**What this task involves**
All of the material below is to be returned exactly.

>> begin Entries

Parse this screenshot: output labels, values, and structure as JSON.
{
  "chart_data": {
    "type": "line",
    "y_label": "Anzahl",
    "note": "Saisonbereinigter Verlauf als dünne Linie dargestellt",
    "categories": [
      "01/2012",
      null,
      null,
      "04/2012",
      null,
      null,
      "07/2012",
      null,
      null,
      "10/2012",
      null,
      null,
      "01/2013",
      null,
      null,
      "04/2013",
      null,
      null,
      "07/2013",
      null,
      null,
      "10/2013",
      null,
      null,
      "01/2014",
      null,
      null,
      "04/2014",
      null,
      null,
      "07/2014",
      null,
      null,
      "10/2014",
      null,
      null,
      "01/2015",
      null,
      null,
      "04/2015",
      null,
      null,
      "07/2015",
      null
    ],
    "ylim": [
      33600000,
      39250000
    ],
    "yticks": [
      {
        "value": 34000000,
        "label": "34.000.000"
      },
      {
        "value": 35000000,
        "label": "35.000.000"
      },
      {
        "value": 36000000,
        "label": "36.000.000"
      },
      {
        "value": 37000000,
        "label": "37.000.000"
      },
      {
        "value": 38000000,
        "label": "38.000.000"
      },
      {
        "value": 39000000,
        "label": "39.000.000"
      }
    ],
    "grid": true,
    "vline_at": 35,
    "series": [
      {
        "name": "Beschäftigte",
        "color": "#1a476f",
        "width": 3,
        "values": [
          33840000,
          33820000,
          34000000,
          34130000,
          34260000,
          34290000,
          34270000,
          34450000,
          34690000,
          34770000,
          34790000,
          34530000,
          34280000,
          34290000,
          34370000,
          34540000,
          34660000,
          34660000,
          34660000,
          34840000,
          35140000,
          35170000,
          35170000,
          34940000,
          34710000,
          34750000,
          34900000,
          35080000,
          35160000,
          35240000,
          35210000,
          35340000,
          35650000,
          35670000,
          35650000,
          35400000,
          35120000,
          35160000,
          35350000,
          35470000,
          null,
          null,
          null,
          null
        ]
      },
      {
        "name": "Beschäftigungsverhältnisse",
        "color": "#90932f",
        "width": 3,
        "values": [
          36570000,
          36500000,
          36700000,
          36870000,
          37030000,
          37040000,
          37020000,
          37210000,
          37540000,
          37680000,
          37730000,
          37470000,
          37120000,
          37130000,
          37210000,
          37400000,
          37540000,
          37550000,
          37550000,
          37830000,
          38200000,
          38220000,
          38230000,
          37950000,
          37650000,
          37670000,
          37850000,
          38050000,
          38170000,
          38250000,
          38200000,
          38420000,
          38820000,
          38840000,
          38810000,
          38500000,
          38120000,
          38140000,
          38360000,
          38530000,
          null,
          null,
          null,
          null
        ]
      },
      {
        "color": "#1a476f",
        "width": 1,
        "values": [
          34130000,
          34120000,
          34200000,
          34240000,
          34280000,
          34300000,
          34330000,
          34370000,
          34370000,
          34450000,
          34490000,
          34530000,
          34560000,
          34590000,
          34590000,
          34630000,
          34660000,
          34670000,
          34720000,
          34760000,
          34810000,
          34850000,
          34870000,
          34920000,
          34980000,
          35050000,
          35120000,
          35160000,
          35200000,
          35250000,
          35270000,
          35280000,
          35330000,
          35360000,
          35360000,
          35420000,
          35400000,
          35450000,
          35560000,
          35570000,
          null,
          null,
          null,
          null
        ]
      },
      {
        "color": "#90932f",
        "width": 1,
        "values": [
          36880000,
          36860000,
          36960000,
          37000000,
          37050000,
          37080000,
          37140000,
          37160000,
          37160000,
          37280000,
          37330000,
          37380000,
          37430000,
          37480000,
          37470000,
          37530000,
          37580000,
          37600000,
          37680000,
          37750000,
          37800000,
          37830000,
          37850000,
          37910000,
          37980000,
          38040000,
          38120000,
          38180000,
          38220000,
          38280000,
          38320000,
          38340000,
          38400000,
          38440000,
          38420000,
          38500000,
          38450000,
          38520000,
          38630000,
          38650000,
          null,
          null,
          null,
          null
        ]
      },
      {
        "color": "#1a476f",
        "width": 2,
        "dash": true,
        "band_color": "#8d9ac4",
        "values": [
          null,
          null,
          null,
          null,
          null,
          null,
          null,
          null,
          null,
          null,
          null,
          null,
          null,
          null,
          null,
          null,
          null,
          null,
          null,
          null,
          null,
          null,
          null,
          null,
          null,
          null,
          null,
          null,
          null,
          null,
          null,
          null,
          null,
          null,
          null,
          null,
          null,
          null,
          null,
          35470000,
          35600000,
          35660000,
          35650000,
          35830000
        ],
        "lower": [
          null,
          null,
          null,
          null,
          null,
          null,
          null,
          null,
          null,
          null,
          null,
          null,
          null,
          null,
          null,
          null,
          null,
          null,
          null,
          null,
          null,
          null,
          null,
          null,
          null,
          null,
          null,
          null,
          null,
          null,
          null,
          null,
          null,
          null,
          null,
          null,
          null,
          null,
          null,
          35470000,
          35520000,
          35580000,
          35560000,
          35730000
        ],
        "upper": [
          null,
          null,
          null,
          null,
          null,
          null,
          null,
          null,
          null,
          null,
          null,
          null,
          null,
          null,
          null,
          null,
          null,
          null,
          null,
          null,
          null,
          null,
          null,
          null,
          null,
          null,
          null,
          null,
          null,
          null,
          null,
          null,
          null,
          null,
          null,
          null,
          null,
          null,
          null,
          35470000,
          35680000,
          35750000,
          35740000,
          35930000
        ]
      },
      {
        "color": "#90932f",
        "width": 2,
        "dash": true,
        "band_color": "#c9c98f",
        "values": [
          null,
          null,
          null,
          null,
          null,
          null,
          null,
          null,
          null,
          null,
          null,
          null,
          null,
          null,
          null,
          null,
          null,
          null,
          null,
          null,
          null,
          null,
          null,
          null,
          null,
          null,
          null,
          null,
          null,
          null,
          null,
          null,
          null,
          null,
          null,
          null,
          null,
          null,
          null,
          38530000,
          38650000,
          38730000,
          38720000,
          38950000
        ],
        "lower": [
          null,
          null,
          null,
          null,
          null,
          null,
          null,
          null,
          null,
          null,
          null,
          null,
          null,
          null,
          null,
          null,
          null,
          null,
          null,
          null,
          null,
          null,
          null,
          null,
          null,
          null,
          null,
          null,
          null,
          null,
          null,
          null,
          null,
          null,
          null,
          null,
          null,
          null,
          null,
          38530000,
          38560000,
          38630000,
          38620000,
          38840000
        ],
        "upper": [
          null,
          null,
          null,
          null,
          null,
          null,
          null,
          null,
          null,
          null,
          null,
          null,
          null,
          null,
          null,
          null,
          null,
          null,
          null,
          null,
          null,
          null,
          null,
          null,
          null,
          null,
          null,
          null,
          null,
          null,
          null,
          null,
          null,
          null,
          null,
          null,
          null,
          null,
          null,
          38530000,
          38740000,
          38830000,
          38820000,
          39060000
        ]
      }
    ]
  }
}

>> end Entries

**The output**
Parse this screenshot: output labels, values, and structure as JSON.
{
  "chart_data": {
    "type": "line",
    "y_label": "Anzahl",
    "note": "Saisonbereinigter Verlauf als dünne Linie dargestellt",
    "categories": [
      "01/2012",
      null,
      null,
      "04/2012",
      null,
      null,
      "07/2012",
      null,
      null,
      "10/2012",
      null,
      null,
      "01/2013",
      null,
      null,
      "04/2013",
      null,
      null,
      "07/2013",
      null,
      null,
      "10/2013",
      null,
      null,
      "01/2014",
      null,
      null,
      "04/2014",
      null,
      null,
      "07/2014",
      null,
      null,
      "10/2014",
      null,
      null,
      "01/2015",
      null,
      null,
      "04/2015",
      null,
      null,
      "07/2015",
      null
    ],
    "ylim": [
      33600000,
      39250000
    ],
    "yticks": [
      {
        "value": 34000000,
        "label": "34.000.000"
      },
      {
        "value": 35000000,
        "label": "35.000.000"
      },
      {
        "value": 36000000,
        "label": "36.000.000"
      },
      {
        "value": 37000000,
        "label": "37.000.000"
      },
      {
        "value": 38000000,
        "label": "38.000.000"
      },
      {
        "value": 39000000,
        "label": "39.000.000"
      }
    ],
    "grid": true,
    "vline_at": 35,
    "series": [
      {
        "name": "Beschäftigte",
        "color": "#1a476f",
        "width": 3,
        "values": [
          33840000,
          33820000,
          34000000,
          34130000,
          34260000,
          34290000,
          34270000,
          34450000,
          34690000,
          34770000,
          34790000,
          34530000,
          34280000,
          34290000,
          34370000,
          34540000,
          34660000,
          34660000,
          34660000,
          34840000,
          35140000,
          35170000,
          35170000,
          34940000,
          34710000,
          34750000,
          34900000,
          35080000,
          35160000,
          35240000,
          35210000,
          35340000,
          35650000,
          35670000,
          35650000,
          35400000,
          35120000,
          35160000,
          35350000,
          35470000,
          null,
          null,
          null,
          null
        ]
      },
      {
        "name": "Beschäftigungsverhältnisse",
        "color": "#90932f",
        "width": 3,
        "values": [
          36570000,
          36500000,
          36700000,
          36870000,
          37030000,
          37040000,
          37020000,
          37210000,
          37540000,
          37680000,
          37730000,
          37470000,
          37120000,
          37130000,
          37210000,
          37400000,
          37540000,
          37550000,
          37550000,
          37830000,
          38200000,
          38220000,
          38230000,
          37950000,
          37650000,
          37670000,
          37850000,
          38050000,
          38170000,
          38250000,
          38200000,
          38420000,
          38820000,
          38840000,
          38810000,
          38500000,
          38120000,
          38140000,
          38360000,
          38530000,
          null,
          null,
          null,
          null
        ]
      },
      {
        "color": "#1a476f",
        "width": 1,
        "values": [
          34130000,
          34120000,
          34200000,
          34240000,
          34280000,
          34300000,
          34330000,
          34370000,
          34370000,
          34450000,
          34490000,
          34530000,
          34560000,
          34590000,
          34590000,
          34630000,
          34660000,
          34670000,
          34720000,
          34760000,
          34810000,
          34850000,
          34870000,
          34920000,
          34980000,
          35050000,
          35120000,
          35160000,
          35200000,
          35250000,
          35270000,
          35280000,
          35330000,
          35360000,
          35360000,
          35420000,
          35400000,
          35450000,
          35560000,
          35570000,
          null,
          null,
          null,
          null
        ]
      },
      {
        "color": "#90932f",
        "width": 1,
        "values": [
          36880000,
          36860000,
          36960000,
          37000000,
          37050000,
          37080000,
          37140000,
          37160000,
          37160000,
          37280000,
          37330000,
          37380000,
          37430000,
          37480000,
          37470000,
          37530000,
          37580000,
          37600000,
          37680000,
          37750000,
          37800000,
          37830000,
          37850000,
          37910000,
          37980000,
          38040000,
          38120000,
          38180000,
          38220000,
          38280000,
          38320000,
          38340000,
          38400000,
          38440000,
          38420000,
          38500000,
          38450000,
          38520000,
          38630000,
          38650000,
          null,
          null,
          null,
          null
        ]
      },
      {
        "color": "#1a476f",
        "width": 2,
        "dash": true,
        "band_color": "#8d9ac4",
        "values": [
          null,
          null,
          null,
          null,
          null,
          null,
          null,
          null,
          null,
          null,
          null,
          null,
          null,
          null,
          null,
          null,
          null,
          null,
          null,
          null,
          null,
          null,
          null,
          null,
          null,
          null,
          null,
          null,
          null,
          null,
          null,
          null,
          null,
          null,
          null,
          null,
          null,
          null,
          null,
          35470000,
          35600000,
          35660000,
          35650000,
          35830000
        ],
        "lower": [
          null,
          null,
          null,
          null,
          null,
          null,
          null,
          null,
          null,
          null,
          null,
          null,
          null,
          null,
          null,
          null,
          null,
          null,
          null,
          null,
          null,
          null,
          null,
          null,
          null,
          null,
          null,
          null,
          null,
          null,
          null,
          null,
          null,
          null,
          null,
          null,
          null,
          null,
          null,
          35470000,
          35520000,
          35580000,
          35560000,
          35730000
        ],
        "upper": [
          null,
          null,
          null,
          null,
          null,
          null,
          null,
          null,
          null,
          null,
          null,
          null,
          null,
          null,
          null,
          null,
          null,
          null,
          null,
          null,
          null,
          null,
          null,
          null,
          null,
          null,
          null,
          null,
          null,
          null,
          null,
          null,
          null,
          null,
          null,
          null,
          null,
          null,
          null,
          35470000,
          35680000,
          35750000,
          35740000,
          35930000
        ]
      },
      {
        "color": "#90932f",
        "width": 2,
        "dash": true,
        "band_color": "#c9c98f",
        "values": [
          null,
          null,
          null,
          null,
          null,
          null,
          null,
          null,
          null,
          null,
          null,
          null,
          null,
          null,
          null,
          null,
          null,
          null,
          null,
          null,
          null,
          null,
          null,
          null,
          null,
          null,
          null,
          null,
          null,
          null,
          null,
          null,
          null,
          null,
          null,
          null,
          null,
          null,
          null,
          38530000,
          38650000,
          38730000,
          38720000,
          38950000
        ],
        "lower": [
          null,
          null,
          null,
          null,
          null,
          null,
          null,
          null,
          null,
          null,
          null,
          null,
          null,
          null,
          null,
          null,
          null,
          null,
          null,
          null,
          null,
          null,
          null,
          null,
          null,
          null,
          null,
          null,
          null,
          null,
          null,
          null,
          null,
          null,
          null,
          null,
          null,
          null,
          null,
          38530000,
          38560000,
          38630000,
          38620000,
          38840000
        ],
        "upper": [
          null,
          null,
          null,
          null,
          null,
          null,
          null,
          null,
          null,
          null,
          null,
          null,
          null,
          null,
          null,
          null,
          null,
          null,
          null,
          null,
          null,
          null,
          null,
          null,
          null,
          null,
          null,
          null,
          null,
          null,
          null,
          null,
          null,
          null,
          null,
          null,
          null,
          null,
          null,
          38530000,
          38740000,
          38830000,
          38820000,
          39060000
        ]
      }
    ]
  }
}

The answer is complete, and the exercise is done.